TO DO
Tally the lines that contain "right" and report the total alone.

EXERCISE DATA
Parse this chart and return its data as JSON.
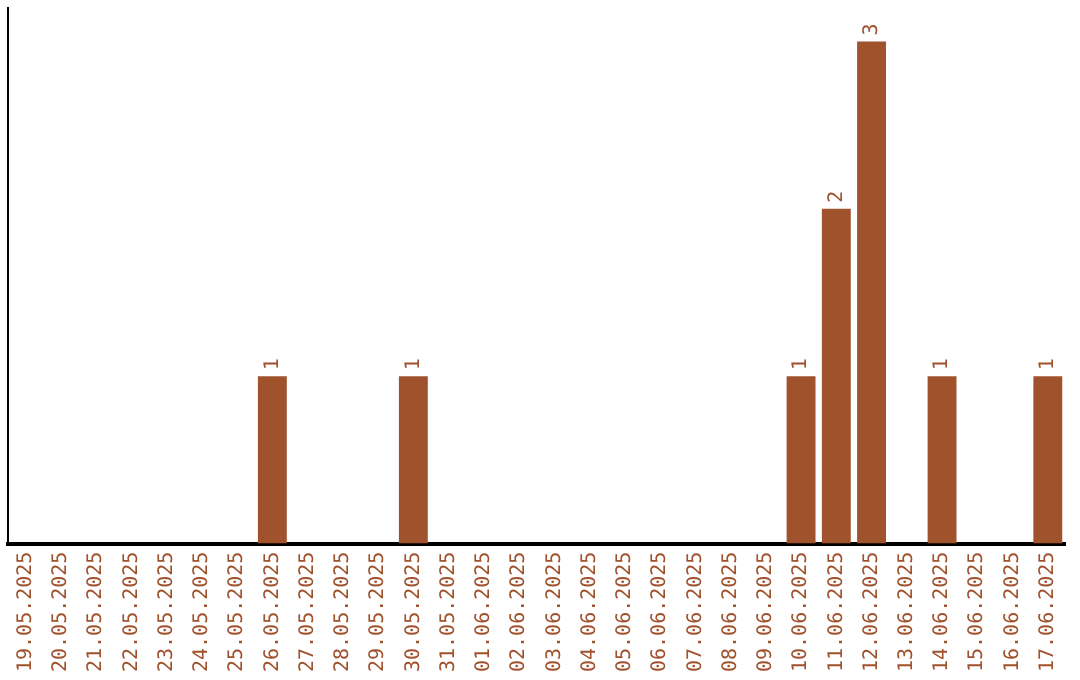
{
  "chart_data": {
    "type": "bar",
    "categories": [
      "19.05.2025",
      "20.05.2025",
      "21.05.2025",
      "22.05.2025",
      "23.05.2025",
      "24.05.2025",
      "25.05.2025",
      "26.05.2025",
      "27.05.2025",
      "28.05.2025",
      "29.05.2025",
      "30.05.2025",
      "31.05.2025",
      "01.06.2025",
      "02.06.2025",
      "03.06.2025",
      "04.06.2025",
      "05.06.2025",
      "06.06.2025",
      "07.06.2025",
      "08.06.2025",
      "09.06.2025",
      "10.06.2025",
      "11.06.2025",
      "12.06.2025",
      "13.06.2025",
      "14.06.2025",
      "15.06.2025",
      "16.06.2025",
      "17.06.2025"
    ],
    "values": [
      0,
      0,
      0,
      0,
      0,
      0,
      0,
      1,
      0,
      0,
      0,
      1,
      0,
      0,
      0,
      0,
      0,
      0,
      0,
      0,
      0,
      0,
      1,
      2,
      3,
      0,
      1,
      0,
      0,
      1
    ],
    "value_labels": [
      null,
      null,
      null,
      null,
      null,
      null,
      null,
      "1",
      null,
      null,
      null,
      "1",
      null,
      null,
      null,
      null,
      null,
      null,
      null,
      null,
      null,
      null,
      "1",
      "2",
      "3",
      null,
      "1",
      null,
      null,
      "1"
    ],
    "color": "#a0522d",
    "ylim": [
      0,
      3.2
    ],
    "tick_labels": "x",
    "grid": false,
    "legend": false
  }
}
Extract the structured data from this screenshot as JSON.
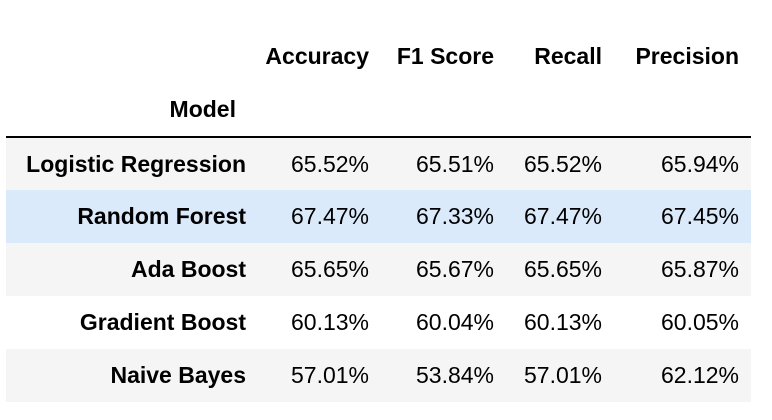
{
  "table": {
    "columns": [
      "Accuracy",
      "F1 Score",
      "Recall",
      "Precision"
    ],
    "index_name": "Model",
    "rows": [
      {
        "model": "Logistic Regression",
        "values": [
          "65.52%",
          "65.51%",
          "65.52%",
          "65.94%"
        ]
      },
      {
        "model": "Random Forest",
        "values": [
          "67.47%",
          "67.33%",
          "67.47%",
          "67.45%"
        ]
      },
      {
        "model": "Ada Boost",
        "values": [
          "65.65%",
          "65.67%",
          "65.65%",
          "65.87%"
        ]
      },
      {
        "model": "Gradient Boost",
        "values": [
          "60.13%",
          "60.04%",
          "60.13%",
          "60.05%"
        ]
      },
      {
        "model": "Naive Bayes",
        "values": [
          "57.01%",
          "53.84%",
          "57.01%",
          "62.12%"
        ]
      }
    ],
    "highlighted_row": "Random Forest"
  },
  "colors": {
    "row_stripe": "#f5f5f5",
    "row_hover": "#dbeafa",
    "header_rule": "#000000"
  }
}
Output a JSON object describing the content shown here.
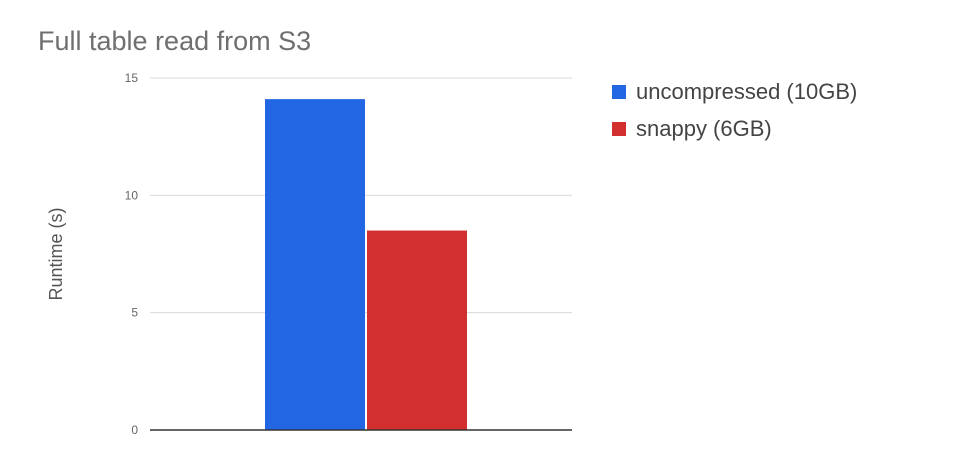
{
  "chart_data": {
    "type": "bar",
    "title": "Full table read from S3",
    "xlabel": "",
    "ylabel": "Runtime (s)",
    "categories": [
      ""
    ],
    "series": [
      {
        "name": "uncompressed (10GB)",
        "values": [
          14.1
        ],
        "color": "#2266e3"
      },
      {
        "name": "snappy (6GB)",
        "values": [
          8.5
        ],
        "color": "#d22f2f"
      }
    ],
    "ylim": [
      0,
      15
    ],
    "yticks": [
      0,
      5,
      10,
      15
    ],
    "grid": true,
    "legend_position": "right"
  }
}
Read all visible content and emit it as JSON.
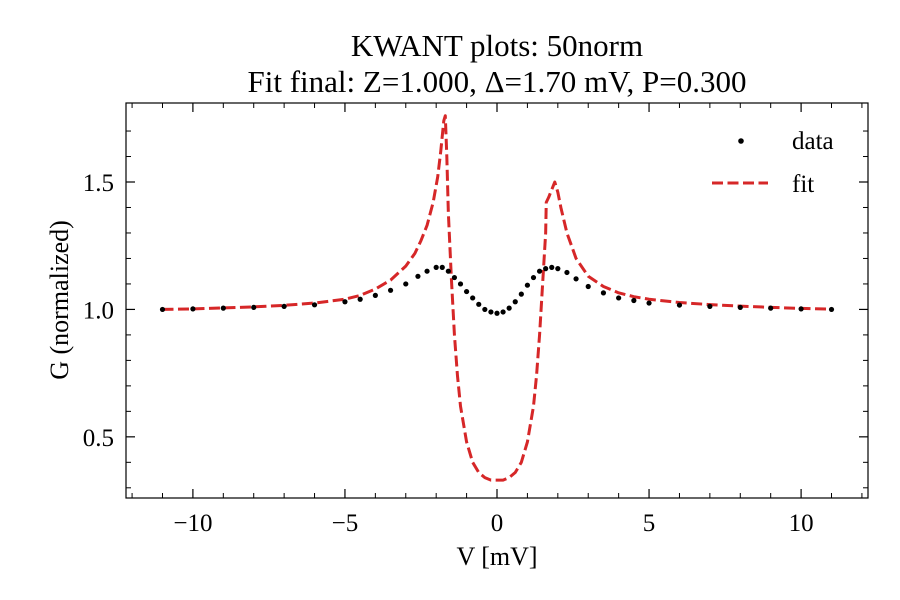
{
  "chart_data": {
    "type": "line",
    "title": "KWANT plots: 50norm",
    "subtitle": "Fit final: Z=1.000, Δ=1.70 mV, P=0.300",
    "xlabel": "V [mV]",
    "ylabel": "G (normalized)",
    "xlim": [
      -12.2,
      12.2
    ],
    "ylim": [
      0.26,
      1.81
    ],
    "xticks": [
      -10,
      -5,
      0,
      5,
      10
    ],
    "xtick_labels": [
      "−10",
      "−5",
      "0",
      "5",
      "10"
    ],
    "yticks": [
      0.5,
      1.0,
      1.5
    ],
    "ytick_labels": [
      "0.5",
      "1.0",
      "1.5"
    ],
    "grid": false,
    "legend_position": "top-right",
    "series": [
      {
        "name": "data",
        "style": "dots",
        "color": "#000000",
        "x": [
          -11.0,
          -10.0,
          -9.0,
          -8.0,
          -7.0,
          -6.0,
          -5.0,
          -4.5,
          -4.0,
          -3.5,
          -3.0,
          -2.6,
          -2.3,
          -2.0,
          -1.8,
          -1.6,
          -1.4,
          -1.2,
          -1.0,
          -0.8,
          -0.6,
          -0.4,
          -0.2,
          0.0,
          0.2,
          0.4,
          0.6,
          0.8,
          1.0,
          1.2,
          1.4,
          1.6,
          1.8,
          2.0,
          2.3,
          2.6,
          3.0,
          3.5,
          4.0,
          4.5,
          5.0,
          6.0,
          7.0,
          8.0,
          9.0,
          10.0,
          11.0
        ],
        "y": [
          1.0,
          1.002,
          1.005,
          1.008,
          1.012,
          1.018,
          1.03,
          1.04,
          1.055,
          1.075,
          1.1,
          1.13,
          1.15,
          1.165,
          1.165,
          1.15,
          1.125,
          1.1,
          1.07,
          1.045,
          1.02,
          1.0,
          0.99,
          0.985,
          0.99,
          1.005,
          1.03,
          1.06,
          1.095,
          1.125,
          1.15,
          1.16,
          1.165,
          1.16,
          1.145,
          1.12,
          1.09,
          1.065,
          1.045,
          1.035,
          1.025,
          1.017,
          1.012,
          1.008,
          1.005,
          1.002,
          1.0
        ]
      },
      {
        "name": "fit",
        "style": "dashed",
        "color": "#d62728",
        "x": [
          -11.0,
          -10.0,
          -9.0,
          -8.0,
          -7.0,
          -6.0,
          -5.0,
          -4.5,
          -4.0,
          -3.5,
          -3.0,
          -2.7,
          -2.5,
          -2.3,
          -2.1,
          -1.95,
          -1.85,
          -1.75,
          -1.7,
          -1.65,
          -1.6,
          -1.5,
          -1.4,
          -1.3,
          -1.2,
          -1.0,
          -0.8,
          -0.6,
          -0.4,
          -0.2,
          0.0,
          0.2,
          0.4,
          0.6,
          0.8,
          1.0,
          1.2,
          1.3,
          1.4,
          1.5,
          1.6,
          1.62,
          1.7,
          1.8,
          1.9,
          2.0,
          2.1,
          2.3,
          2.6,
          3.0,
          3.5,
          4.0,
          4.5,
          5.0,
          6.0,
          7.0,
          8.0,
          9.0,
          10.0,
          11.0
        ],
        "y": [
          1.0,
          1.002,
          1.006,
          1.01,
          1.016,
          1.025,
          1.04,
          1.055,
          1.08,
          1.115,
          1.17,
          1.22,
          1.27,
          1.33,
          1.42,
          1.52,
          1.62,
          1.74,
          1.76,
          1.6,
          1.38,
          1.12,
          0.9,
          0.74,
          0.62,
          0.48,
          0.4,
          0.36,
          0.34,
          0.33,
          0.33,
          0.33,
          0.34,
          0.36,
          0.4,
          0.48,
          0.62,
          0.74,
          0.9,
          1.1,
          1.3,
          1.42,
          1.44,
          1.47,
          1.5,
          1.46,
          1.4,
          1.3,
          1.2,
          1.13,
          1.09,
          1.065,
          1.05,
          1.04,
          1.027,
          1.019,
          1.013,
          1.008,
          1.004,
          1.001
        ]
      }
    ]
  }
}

OUTPUT OF THE TASK
2